═══ DATA ROWS
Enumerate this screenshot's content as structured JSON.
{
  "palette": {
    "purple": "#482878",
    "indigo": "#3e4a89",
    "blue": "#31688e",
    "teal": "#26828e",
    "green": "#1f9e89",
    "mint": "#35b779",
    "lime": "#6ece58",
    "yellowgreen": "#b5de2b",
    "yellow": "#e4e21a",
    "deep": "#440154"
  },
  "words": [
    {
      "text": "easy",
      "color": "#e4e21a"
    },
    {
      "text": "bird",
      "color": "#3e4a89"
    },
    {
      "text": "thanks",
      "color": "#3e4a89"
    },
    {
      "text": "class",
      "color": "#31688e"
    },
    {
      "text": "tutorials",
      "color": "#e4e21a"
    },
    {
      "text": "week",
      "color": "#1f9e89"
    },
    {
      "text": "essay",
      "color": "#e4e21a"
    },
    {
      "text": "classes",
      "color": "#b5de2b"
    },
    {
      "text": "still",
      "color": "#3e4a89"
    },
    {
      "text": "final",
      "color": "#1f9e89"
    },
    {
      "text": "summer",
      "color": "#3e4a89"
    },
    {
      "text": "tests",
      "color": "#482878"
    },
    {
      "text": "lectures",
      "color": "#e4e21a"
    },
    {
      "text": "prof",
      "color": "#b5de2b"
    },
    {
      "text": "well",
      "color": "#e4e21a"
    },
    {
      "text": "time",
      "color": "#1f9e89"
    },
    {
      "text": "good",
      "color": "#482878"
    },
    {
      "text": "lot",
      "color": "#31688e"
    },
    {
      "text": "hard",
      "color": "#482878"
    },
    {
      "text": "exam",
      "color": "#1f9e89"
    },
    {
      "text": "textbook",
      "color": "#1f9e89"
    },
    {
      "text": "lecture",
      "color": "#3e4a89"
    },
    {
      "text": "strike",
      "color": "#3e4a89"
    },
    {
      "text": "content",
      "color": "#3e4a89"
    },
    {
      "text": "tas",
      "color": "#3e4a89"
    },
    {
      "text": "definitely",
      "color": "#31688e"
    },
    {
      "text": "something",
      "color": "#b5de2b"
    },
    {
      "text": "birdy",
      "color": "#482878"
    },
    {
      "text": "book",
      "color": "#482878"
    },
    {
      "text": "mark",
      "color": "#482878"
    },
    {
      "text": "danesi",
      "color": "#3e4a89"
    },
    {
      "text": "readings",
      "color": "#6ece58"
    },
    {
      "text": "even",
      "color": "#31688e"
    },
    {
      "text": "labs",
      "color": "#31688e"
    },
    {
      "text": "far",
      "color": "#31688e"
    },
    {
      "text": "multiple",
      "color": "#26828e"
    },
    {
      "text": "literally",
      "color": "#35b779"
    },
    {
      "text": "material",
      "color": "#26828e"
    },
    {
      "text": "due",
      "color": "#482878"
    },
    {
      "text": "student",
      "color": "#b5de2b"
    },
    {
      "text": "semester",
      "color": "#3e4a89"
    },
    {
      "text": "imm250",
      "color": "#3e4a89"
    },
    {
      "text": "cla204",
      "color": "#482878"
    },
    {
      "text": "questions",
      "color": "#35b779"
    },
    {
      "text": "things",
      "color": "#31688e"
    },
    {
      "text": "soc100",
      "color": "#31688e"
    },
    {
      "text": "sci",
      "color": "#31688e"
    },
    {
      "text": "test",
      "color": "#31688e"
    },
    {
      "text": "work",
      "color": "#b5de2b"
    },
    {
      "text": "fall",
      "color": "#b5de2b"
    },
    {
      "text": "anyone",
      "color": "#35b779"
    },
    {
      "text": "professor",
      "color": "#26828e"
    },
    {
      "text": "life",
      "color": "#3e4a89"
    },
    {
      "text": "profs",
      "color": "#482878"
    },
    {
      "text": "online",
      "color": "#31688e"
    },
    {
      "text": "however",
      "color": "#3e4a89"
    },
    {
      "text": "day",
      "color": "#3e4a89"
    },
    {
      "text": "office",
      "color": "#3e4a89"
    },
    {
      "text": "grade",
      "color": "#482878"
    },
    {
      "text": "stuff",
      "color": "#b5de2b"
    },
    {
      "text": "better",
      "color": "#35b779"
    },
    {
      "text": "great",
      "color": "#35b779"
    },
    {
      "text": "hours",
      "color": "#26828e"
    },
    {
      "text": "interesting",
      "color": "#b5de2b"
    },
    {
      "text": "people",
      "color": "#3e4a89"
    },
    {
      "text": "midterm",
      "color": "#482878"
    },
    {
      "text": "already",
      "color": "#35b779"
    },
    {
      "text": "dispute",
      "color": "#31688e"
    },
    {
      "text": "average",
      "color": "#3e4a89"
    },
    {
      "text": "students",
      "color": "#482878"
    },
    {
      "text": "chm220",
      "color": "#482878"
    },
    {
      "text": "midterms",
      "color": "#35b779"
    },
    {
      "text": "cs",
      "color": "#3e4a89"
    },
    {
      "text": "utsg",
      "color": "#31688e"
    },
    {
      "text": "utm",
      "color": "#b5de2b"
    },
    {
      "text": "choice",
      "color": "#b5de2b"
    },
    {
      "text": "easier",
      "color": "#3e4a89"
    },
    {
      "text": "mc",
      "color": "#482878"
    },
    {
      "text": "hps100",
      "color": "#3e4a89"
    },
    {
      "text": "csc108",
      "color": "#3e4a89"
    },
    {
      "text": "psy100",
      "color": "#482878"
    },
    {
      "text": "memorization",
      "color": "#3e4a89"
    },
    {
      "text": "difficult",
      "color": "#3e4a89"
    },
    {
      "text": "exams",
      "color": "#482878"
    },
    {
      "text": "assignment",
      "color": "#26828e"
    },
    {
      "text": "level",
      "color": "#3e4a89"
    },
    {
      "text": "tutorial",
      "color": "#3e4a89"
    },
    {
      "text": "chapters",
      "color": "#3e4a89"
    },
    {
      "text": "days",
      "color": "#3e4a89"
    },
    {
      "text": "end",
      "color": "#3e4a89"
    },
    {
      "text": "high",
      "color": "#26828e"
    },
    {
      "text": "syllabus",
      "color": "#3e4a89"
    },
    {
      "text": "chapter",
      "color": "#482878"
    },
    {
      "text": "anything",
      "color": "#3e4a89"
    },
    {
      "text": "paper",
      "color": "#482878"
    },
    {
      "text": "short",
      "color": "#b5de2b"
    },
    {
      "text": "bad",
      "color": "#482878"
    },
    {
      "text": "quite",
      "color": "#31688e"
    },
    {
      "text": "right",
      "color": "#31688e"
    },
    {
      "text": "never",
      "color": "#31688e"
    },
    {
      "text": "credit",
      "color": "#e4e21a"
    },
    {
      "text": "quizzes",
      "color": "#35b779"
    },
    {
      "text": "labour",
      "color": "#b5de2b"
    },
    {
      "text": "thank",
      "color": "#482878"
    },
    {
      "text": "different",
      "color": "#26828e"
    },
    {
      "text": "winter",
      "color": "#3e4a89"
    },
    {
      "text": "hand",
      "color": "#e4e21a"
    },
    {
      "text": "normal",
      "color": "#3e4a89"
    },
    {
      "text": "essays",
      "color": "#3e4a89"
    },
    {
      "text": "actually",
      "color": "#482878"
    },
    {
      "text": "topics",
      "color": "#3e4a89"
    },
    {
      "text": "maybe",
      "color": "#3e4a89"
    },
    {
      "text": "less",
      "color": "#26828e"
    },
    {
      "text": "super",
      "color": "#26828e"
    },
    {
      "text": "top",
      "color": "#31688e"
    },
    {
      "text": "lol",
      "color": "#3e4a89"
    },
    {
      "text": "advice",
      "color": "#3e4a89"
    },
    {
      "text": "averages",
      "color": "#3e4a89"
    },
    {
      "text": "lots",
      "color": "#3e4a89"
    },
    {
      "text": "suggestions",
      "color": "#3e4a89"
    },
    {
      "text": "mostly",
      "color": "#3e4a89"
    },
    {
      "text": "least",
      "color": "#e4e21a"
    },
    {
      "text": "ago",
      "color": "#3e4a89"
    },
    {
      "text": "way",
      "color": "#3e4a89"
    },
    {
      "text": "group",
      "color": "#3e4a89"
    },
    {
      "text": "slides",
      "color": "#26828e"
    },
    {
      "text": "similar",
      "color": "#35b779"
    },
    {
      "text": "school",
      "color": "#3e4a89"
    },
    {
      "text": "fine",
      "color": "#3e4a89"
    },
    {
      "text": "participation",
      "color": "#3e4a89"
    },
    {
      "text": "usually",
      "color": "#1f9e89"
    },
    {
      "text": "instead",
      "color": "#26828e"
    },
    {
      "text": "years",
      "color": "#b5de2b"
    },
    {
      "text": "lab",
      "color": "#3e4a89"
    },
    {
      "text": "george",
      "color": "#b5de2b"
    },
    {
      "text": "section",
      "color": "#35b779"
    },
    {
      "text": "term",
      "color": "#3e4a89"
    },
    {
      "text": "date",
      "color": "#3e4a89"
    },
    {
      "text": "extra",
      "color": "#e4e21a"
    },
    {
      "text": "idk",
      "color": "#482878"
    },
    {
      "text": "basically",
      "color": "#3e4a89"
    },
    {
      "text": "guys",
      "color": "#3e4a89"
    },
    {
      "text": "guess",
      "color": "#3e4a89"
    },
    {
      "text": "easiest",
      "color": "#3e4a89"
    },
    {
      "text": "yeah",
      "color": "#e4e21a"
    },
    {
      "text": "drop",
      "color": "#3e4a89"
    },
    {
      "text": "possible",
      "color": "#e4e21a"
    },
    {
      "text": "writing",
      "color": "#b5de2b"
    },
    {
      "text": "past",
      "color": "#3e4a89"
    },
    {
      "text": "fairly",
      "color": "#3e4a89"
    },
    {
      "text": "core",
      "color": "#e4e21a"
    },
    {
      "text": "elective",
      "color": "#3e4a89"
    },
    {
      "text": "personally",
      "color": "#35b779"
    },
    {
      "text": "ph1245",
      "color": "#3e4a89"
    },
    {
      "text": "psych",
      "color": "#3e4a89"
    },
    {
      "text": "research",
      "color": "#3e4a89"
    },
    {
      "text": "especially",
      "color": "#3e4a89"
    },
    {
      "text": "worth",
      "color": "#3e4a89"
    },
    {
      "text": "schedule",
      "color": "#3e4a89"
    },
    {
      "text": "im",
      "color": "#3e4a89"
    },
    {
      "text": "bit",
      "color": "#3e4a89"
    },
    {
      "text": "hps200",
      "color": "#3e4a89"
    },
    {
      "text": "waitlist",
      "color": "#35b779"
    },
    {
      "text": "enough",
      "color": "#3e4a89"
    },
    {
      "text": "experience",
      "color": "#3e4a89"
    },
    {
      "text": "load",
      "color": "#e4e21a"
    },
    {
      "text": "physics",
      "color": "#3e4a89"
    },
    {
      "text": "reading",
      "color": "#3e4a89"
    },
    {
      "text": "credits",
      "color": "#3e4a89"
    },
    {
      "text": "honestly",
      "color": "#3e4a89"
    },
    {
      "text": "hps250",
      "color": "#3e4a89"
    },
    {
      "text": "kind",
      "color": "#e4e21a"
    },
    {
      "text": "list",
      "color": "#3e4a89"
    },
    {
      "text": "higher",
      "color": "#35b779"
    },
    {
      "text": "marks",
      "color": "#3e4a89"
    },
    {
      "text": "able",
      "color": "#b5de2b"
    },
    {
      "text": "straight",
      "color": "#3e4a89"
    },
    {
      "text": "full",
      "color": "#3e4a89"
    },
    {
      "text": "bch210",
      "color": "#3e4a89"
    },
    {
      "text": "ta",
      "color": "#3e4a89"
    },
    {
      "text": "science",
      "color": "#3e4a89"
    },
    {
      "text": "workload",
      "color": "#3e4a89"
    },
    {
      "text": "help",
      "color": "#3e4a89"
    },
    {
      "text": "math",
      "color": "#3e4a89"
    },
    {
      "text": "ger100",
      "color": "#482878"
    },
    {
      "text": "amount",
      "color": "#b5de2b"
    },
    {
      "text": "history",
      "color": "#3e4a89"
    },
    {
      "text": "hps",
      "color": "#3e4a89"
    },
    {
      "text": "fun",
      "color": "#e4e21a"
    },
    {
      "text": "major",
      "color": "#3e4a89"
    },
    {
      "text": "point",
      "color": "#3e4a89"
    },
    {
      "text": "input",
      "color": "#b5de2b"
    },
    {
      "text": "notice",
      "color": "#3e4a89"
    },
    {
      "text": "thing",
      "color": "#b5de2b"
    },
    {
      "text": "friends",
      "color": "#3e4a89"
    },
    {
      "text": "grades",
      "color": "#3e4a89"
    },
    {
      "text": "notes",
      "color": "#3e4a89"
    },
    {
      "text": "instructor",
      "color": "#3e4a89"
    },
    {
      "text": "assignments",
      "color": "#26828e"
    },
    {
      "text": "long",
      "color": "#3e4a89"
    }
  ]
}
══════
Identify and extract each line of the listing that contains "content".

Enumerate this screenshot's content as structured JSON.
      "text": "content",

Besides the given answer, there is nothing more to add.